What you are asked to do:
Go through the entries below and count the lines holding the word "odası". Reply with only the number, please.

Data excerpts:
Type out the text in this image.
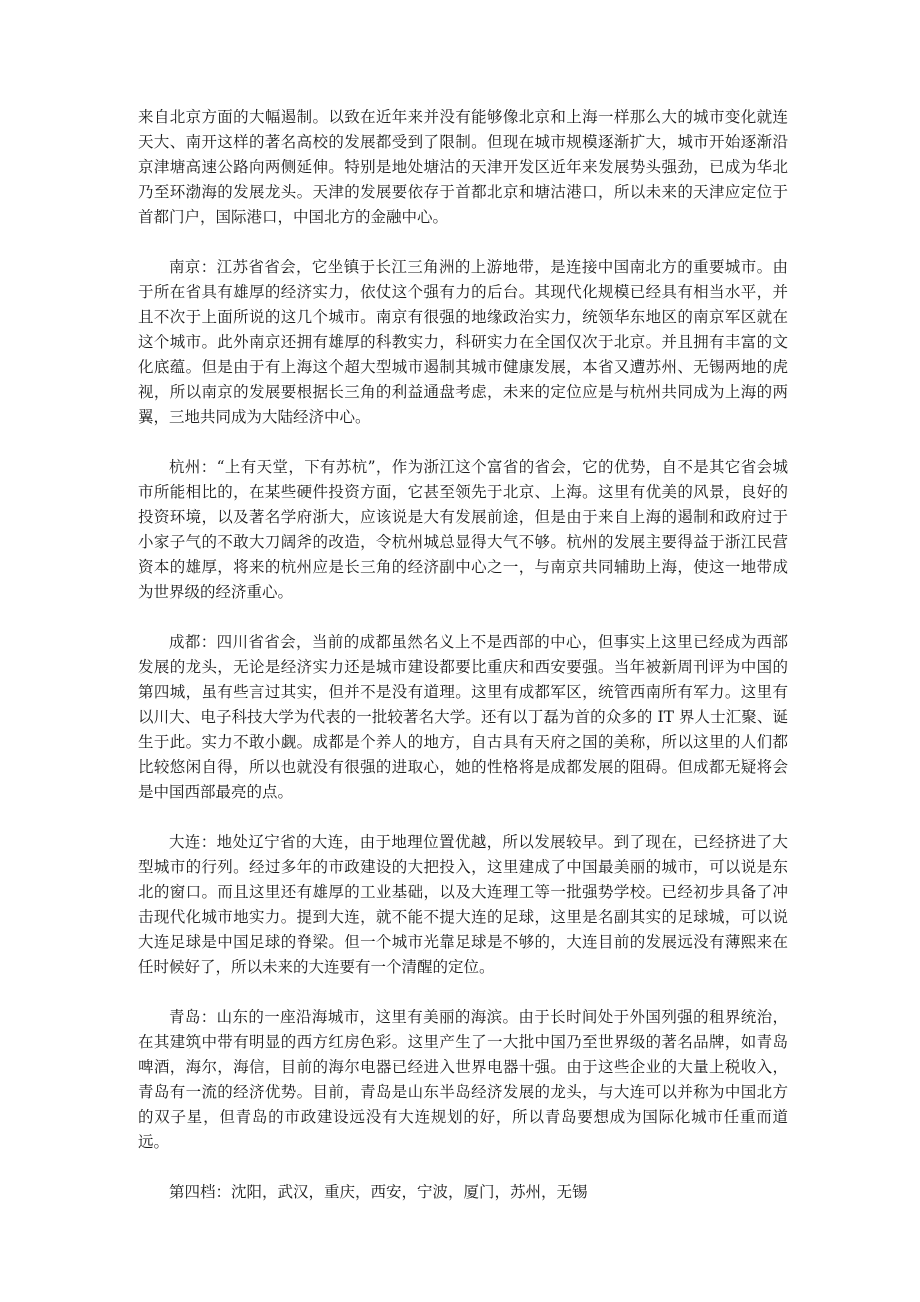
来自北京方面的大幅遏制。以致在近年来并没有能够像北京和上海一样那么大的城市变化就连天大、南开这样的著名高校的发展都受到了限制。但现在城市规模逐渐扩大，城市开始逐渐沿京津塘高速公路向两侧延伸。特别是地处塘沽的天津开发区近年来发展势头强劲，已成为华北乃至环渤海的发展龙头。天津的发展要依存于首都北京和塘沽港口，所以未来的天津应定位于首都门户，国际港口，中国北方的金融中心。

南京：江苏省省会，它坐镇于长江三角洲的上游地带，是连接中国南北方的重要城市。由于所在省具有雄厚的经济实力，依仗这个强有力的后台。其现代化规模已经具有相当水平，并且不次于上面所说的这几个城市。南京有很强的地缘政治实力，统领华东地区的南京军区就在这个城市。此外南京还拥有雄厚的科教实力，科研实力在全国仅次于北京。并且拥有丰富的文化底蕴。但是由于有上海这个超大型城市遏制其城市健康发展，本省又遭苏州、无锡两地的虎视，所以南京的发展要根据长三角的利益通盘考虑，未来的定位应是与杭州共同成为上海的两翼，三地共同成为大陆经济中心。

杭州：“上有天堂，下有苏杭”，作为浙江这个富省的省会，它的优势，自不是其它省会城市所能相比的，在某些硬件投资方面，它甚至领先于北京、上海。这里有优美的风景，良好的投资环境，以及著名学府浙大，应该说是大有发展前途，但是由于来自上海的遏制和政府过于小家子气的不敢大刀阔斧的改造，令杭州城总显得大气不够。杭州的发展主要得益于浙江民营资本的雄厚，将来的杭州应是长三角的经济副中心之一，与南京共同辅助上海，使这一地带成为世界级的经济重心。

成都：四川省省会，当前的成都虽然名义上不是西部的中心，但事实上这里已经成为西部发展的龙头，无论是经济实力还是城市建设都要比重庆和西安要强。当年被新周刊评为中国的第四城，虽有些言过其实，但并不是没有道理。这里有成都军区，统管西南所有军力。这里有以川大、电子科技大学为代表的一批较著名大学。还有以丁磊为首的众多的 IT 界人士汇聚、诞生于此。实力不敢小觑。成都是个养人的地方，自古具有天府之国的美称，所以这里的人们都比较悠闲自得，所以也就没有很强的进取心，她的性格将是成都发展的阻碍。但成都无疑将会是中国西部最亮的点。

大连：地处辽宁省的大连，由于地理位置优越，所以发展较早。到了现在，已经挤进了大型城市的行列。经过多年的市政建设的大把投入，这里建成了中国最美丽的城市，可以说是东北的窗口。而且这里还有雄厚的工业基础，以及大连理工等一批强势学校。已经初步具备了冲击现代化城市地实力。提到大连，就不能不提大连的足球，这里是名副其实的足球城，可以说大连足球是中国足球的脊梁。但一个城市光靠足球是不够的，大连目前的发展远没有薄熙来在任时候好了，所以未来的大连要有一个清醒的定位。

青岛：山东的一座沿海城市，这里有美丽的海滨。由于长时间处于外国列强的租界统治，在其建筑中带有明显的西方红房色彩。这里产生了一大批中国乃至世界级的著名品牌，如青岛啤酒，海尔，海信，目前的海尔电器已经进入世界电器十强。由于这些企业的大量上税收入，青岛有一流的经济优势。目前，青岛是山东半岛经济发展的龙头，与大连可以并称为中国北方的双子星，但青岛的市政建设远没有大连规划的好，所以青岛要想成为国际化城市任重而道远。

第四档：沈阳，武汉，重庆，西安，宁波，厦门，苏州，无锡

---

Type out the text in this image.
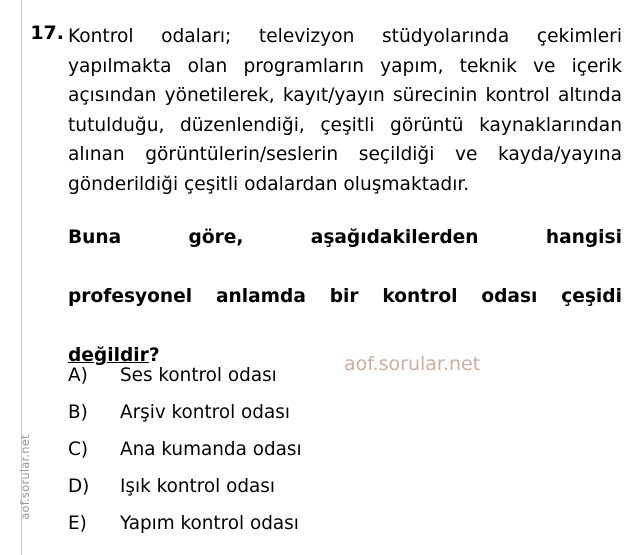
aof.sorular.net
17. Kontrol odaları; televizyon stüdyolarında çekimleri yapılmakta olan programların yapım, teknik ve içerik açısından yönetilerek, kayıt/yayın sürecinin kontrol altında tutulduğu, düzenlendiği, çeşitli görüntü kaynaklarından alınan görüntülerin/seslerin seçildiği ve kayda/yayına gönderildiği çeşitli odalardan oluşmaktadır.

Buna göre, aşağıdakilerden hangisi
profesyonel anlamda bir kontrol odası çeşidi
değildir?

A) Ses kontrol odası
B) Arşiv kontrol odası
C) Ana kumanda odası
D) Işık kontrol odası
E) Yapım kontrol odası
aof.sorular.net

The solution:
6